>>>>>

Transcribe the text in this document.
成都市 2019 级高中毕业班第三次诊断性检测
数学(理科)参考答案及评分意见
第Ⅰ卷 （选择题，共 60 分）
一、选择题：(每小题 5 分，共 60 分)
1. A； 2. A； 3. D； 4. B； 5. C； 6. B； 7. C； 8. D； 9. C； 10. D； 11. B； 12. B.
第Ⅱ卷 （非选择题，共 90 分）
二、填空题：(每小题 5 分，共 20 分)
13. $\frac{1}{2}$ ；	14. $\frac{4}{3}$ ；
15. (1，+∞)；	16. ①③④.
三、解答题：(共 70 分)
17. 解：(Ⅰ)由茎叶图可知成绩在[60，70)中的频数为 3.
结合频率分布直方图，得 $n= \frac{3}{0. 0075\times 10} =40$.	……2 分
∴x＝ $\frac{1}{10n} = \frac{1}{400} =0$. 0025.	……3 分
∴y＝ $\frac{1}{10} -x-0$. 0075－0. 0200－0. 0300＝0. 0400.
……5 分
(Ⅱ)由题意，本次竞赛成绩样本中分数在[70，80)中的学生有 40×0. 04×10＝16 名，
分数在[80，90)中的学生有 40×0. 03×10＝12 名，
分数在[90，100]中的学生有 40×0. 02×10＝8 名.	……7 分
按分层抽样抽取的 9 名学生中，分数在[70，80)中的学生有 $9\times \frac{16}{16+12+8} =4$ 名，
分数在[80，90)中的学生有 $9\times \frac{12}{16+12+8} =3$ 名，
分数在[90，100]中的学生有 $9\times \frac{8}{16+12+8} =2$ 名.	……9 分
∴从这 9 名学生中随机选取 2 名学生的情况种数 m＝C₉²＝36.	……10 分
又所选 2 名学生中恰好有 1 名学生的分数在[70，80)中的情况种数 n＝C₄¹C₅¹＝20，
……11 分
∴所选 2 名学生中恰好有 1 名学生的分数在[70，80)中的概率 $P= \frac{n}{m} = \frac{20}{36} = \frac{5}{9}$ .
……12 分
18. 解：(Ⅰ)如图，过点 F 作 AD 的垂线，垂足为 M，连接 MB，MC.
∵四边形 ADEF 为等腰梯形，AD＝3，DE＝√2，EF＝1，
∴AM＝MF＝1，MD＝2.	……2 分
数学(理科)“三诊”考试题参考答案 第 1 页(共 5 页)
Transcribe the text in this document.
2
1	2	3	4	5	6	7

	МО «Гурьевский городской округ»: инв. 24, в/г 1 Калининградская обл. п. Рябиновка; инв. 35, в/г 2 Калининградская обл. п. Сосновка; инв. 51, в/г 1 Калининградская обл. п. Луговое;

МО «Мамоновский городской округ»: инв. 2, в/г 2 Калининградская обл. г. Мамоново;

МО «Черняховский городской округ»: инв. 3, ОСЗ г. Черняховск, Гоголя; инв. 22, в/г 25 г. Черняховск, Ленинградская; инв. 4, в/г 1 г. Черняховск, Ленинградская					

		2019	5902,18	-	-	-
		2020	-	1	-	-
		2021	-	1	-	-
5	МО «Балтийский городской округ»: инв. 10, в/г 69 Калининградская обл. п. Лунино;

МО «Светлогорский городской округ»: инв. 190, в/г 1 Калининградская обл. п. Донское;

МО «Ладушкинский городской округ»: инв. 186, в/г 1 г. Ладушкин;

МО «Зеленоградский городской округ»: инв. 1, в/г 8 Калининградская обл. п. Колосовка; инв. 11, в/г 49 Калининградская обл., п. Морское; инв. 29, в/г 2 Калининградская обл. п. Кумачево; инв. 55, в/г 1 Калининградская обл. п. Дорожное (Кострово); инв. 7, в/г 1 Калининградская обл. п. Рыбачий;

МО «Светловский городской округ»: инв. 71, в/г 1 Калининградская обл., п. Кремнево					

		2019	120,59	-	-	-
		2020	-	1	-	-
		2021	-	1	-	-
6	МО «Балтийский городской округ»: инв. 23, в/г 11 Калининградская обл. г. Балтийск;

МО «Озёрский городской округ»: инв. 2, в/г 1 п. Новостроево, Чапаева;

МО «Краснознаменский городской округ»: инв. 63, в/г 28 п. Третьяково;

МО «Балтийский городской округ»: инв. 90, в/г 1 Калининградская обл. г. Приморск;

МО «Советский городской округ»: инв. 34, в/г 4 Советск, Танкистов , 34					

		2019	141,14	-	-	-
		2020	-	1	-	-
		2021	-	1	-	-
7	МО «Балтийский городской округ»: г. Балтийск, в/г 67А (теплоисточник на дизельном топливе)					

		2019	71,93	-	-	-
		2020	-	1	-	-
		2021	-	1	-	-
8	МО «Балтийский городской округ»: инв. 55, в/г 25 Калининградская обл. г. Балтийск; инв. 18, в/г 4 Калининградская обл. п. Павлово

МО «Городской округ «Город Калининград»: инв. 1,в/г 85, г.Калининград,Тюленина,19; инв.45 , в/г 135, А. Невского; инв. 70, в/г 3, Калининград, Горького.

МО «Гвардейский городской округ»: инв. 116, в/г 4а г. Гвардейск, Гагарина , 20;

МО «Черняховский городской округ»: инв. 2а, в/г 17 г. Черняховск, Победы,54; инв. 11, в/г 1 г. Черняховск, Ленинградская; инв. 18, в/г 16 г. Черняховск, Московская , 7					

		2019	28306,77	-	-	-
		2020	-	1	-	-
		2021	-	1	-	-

<<<<<

EXERCISE
Your task is to quote the listing above word for word.

THE SOLUTION
Transcribe the text in this document.
成都市 2019 级高中毕业班第三次诊断性检测
数学(理科)参考答案及评分意见
第Ⅰ卷 （选择题，共 60 分）
一、选择题：(每小题 5 分，共 60 分)
1. A； 2. A； 3. D； 4. B； 5. C； 6. B； 7. C； 8. D； 9. C； 10. D； 11. B； 12. B.
第Ⅱ卷 （非选择题，共 90 分）
二、填空题：(每小题 5 分，共 20 分)
13. $\frac{1}{2}$ ；	14. $\frac{4}{3}$ ；
15. (1，+∞)；	16. ①③④.
三、解答题：(共 70 分)
17. 解：(Ⅰ)由茎叶图可知成绩在[60，70)中的频数为 3.
结合频率分布直方图，得 $n= \frac{3}{0. 0075\times 10} =40$.	……2 分
∴x＝ $\frac{1}{10n} = \frac{1}{400} =0$. 0025.	……3 分
∴y＝ $\frac{1}{10} -x-0$. 0075－0. 0200－0. 0300＝0. 0400.
……5 分
(Ⅱ)由题意，本次竞赛成绩样本中分数在[70，80)中的学生有 40×0. 04×10＝16 名，
分数在[80，90)中的学生有 40×0. 03×10＝12 名，
分数在[90，100]中的学生有 40×0. 02×10＝8 名.	……7 分
按分层抽样抽取的 9 名学生中，分数在[70，80)中的学生有 $9\times \frac{16}{16+12+8} =4$ 名，
分数在[80，90)中的学生有 $9\times \frac{12}{16+12+8} =3$ 名，
分数在[90，100]中的学生有 $9\times \frac{8}{16+12+8} =2$ 名.	……9 分
∴从这 9 名学生中随机选取 2 名学生的情况种数 m＝C₉²＝36.	……10 分
又所选 2 名学生中恰好有 1 名学生的分数在[70，80)中的情况种数 n＝C₄¹C₅¹＝20，
……11 分
∴所选 2 名学生中恰好有 1 名学生的分数在[70，80)中的概率 $P= \frac{n}{m} = \frac{20}{36} = \frac{5}{9}$ .
……12 分
18. 解：(Ⅰ)如图，过点 F 作 AD 的垂线，垂足为 M，连接 MB，MC.
∵四边形 ADEF 为等腰梯形，AD＝3，DE＝√2，EF＝1，
∴AM＝MF＝1，MD＝2.	……2 分
数学(理科)“三诊”考试题参考答案 第 1 页(共 5 页)
Transcribe the text in this document.
2
1	2	3	4	5	6	7

	МО «Гурьевский городской округ»: инв. 24, в/г 1 Калининградская обл. п. Рябиновка; инв. 35, в/г 2 Калининградская обл. п. Сосновка; инв. 51, в/г 1 Калининградская обл. п. Луговое;

МО «Мамоновский городской округ»: инв. 2, в/г 2 Калининградская обл. г. Мамоново;

МО «Черняховский городской округ»: инв. 3, ОСЗ г. Черняховск, Гоголя; инв. 22, в/г 25 г. Черняховск, Ленинградская; инв. 4, в/г 1 г. Черняховск, Ленинградская					

		2019	5902,18	-	-	-
		2020	-	1	-	-
		2021	-	1	-	-
5	МО «Балтийский городской округ»: инв. 10, в/г 69 Калининградская обл. п. Лунино;

МО «Светлогорский городской округ»: инв. 190, в/г 1 Калининградская обл. п. Донское;

МО «Ладушкинский городской округ»: инв. 186, в/г 1 г. Ладушкин;

МО «Зеленоградский городской округ»: инв. 1, в/г 8 Калининградская обл. п. Колосовка; инв. 11, в/г 49 Калининградская обл., п. Морское; инв. 29, в/г 2 Калининградская обл. п. Кумачево; инв. 55, в/г 1 Калининградская обл. п. Дорожное (Кострово); инв. 7, в/г 1 Калининградская обл. п. Рыбачий;

МО «Светловский городской округ»: инв. 71, в/г 1 Калининградская обл., п. Кремнево					

		2019	120,59	-	-	-
		2020	-	1	-	-
		2021	-	1	-	-
6	МО «Балтийский городской округ»: инв. 23, в/г 11 Калининградская обл. г. Балтийск;

МО «Озёрский городской округ»: инв. 2, в/г 1 п. Новостроево, Чапаева;

МО «Краснознаменский городской округ»: инв. 63, в/г 28 п. Третьяково;

МО «Балтийский городской округ»: инв. 90, в/г 1 Калининградская обл. г. Приморск;

МО «Советский городской округ»: инв. 34, в/г 4 Советск, Танкистов , 34					

		2019	141,14	-	-	-
		2020	-	1	-	-
		2021	-	1	-	-
7	МО «Балтийский городской округ»: г. Балтийск, в/г 67А (теплоисточник на дизельном топливе)					

		2019	71,93	-	-	-
		2020	-	1	-	-
		2021	-	1	-	-
8	МО «Балтийский городской округ»: инв. 55, в/г 25 Калининградская обл. г. Балтийск; инв. 18, в/г 4 Калининградская обл. п. Павлово

МО «Городской округ «Город Калининград»: инв. 1,в/г 85, г.Калининград,Тюленина,19; инв.45 , в/г 135, А. Невского; инв. 70, в/г 3, Калининград, Горького.

МО «Гвардейский городской округ»: инв. 116, в/г 4а г. Гвардейск, Гагарина , 20;

МО «Черняховский городской округ»: инв. 2а, в/г 17 г. Черняховск, Победы,54; инв. 11, в/г 1 г. Черняховск, Ленинградская; инв. 18, в/г 16 г. Черняховск, Московская , 7					

		2019	28306,77	-	-	-
		2020	-	1	-	-
		2021	-	1	-	-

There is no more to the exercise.